Exercise description ▸ In the listing, take the lines starting at the one containing "prod-row-label: Plus: Desired" and ending at the one containing "subtotal-rule bbox=[206, 471, 282, 472]". Rewrite them with "total-double-rule" swapped for "double-underline" and nothing else changed.

(Entries taken from a collection)
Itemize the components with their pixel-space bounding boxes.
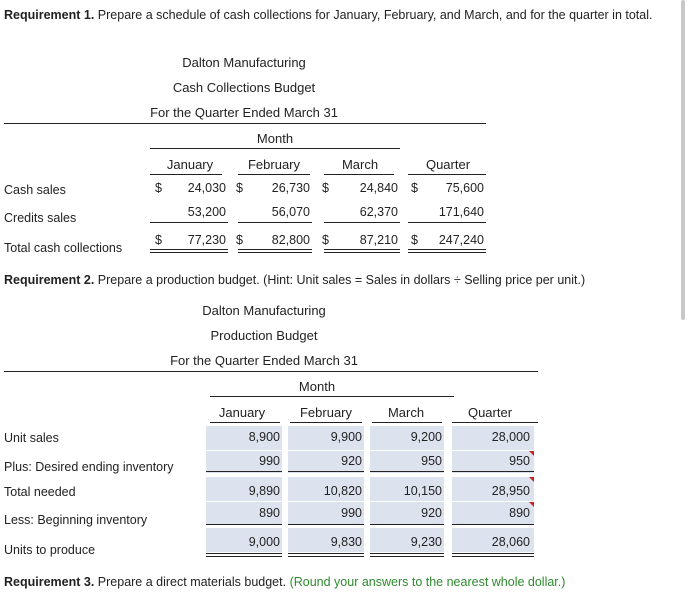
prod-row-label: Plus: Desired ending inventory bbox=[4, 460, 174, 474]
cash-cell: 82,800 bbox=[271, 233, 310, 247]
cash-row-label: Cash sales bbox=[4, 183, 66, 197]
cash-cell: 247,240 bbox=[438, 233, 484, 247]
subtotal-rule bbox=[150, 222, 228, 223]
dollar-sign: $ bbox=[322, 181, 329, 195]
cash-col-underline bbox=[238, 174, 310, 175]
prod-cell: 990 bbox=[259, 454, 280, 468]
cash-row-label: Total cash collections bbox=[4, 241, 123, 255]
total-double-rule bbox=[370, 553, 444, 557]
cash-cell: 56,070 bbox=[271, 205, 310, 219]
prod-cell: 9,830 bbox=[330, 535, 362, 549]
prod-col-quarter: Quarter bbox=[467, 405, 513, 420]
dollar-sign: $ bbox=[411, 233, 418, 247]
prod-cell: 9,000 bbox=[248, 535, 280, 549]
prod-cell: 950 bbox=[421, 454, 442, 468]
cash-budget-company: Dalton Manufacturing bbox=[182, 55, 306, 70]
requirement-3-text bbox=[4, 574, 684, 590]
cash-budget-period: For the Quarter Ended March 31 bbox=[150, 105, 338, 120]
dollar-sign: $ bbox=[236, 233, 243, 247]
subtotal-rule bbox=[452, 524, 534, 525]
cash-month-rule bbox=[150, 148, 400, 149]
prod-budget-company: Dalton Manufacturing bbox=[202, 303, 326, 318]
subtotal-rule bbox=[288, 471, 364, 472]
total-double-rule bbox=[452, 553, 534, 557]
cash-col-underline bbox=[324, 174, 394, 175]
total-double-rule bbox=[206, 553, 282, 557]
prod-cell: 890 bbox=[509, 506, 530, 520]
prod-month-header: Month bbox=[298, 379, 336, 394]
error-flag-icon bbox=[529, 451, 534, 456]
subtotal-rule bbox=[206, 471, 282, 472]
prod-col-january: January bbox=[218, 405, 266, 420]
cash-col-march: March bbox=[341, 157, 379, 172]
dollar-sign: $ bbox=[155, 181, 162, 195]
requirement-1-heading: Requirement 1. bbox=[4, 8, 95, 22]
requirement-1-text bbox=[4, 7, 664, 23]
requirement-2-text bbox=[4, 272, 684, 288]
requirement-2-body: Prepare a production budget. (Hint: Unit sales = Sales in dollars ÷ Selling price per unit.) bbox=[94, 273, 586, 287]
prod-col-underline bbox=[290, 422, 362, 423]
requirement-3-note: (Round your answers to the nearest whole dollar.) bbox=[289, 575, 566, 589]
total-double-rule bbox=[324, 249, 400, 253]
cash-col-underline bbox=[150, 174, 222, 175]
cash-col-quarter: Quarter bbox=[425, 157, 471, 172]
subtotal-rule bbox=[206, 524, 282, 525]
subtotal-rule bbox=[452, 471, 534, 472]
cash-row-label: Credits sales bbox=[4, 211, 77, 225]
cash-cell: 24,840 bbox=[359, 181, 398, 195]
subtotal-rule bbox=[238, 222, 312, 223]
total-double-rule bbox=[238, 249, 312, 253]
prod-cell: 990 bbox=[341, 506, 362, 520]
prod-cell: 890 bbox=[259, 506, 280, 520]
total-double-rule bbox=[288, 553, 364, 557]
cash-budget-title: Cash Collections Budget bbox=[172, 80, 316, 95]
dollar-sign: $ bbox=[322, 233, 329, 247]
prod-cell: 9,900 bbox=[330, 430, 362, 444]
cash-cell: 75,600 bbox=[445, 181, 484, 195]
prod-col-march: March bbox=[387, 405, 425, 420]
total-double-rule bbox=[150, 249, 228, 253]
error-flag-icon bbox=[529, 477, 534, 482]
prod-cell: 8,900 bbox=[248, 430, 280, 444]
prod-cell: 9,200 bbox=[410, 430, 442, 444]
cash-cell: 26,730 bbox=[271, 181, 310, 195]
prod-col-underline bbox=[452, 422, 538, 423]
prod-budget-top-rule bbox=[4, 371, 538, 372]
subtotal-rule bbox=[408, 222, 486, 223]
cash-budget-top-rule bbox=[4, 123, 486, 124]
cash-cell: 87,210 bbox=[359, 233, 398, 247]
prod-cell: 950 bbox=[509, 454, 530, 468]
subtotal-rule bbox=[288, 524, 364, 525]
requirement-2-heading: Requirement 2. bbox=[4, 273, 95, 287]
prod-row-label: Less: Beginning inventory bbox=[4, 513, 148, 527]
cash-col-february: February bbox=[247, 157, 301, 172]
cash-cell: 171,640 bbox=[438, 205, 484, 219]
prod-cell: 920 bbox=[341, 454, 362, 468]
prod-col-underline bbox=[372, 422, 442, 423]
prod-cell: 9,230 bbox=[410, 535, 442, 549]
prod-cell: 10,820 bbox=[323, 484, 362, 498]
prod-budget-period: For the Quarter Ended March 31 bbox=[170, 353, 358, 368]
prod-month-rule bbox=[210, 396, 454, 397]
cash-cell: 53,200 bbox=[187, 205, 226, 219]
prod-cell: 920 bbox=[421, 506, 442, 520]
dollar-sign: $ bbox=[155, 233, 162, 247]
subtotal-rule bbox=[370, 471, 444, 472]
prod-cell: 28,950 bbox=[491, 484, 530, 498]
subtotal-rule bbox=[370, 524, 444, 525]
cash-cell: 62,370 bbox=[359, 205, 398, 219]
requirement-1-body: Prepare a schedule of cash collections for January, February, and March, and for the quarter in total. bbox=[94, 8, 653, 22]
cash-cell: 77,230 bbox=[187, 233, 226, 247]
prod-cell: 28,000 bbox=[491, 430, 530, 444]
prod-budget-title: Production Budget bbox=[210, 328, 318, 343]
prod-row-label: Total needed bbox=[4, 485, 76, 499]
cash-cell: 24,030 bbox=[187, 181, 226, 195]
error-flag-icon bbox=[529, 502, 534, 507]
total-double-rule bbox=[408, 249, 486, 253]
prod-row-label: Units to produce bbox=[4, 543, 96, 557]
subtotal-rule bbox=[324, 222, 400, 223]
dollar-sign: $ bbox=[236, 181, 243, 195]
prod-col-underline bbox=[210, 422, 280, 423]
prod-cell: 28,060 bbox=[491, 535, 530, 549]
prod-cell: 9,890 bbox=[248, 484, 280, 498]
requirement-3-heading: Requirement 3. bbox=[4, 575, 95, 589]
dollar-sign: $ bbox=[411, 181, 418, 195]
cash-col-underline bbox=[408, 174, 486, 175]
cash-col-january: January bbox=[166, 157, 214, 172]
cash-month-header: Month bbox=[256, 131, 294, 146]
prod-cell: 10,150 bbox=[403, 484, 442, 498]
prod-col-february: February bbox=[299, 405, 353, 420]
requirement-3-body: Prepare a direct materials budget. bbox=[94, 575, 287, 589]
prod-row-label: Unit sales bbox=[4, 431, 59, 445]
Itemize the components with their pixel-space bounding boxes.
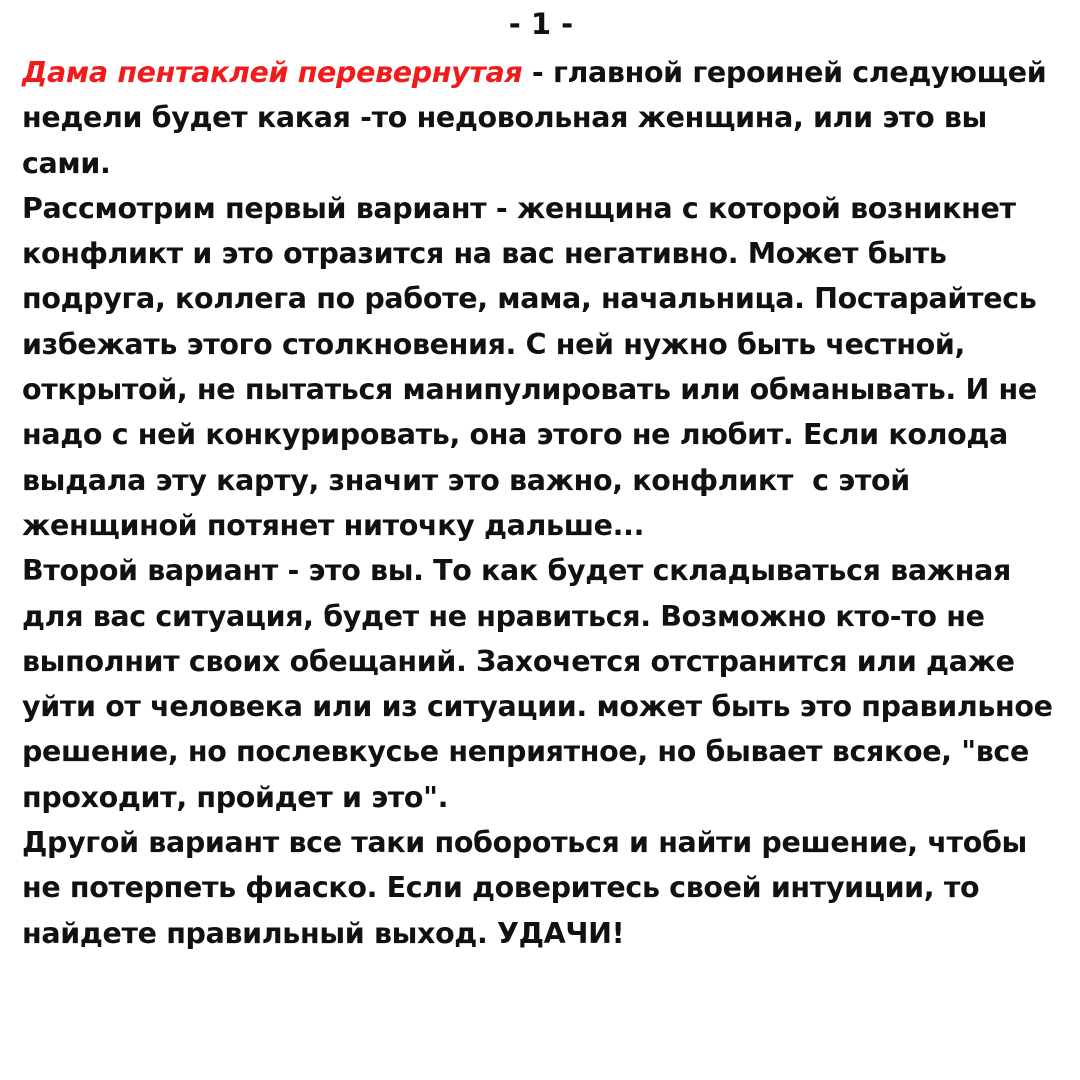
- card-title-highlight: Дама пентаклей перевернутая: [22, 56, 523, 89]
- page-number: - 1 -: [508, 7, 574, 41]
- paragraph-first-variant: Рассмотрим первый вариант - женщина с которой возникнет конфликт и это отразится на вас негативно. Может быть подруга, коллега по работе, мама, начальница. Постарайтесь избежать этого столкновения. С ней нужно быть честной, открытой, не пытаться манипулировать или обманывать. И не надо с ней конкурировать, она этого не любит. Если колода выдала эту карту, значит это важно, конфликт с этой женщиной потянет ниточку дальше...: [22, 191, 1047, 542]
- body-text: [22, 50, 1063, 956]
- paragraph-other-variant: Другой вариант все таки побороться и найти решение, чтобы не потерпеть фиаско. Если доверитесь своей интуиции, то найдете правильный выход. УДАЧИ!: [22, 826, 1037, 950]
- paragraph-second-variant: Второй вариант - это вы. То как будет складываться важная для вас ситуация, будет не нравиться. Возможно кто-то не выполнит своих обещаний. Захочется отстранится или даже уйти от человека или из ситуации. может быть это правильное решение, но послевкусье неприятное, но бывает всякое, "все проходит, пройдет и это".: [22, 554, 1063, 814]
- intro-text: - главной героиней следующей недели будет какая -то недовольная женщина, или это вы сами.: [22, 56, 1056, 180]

Completed task ▸
prod-row-label: Plus: Desired ending inventory bbox=[4, 460, 174, 474]
cash-cell: 82,800 bbox=[271, 233, 310, 247]
cash-row-label: Cash sales bbox=[4, 183, 66, 197]
cash-cell: 247,240 bbox=[438, 233, 484, 247]
subtotal-rule bbox=[150, 222, 228, 223]
dollar-sign: $ bbox=[322, 181, 329, 195]
cash-col-underline bbox=[238, 174, 310, 175]
prod-cell: 990 bbox=[259, 454, 280, 468]
cash-row-label: Total cash collections bbox=[4, 241, 123, 255]
double-underline bbox=[370, 553, 444, 557]
cash-cell: 56,070 bbox=[271, 205, 310, 219]
prod-cell: 9,830 bbox=[330, 535, 362, 549]
prod-col-quarter: Quarter bbox=[467, 405, 513, 420]
dollar-sign: $ bbox=[411, 233, 418, 247]
prod-cell: 9,000 bbox=[248, 535, 280, 549]
prod-cell: 950 bbox=[421, 454, 442, 468]
cash-budget-company: Dalton Manufacturing bbox=[182, 55, 306, 70]
requirement-3-text bbox=[4, 574, 684, 590]
cash-budget-period: For the Quarter Ended March 31 bbox=[150, 105, 338, 120]
dollar-sign: $ bbox=[236, 233, 243, 247]
subtotal-rule bbox=[452, 524, 534, 525]
cash-month-rule bbox=[150, 148, 400, 149]
prod-budget-company: Dalton Manufacturing bbox=[202, 303, 326, 318]
subtotal-rule bbox=[288, 471, 364, 472]
double-underline bbox=[452, 553, 534, 557]
cash-col-underline bbox=[324, 174, 394, 175]
double-underline bbox=[206, 553, 282, 557]
prod-cell: 890 bbox=[509, 506, 530, 520]
prod-month-header: Month bbox=[298, 379, 336, 394]
error-flag-icon bbox=[529, 451, 534, 456]
subtotal-rule bbox=[206, 471, 282, 472]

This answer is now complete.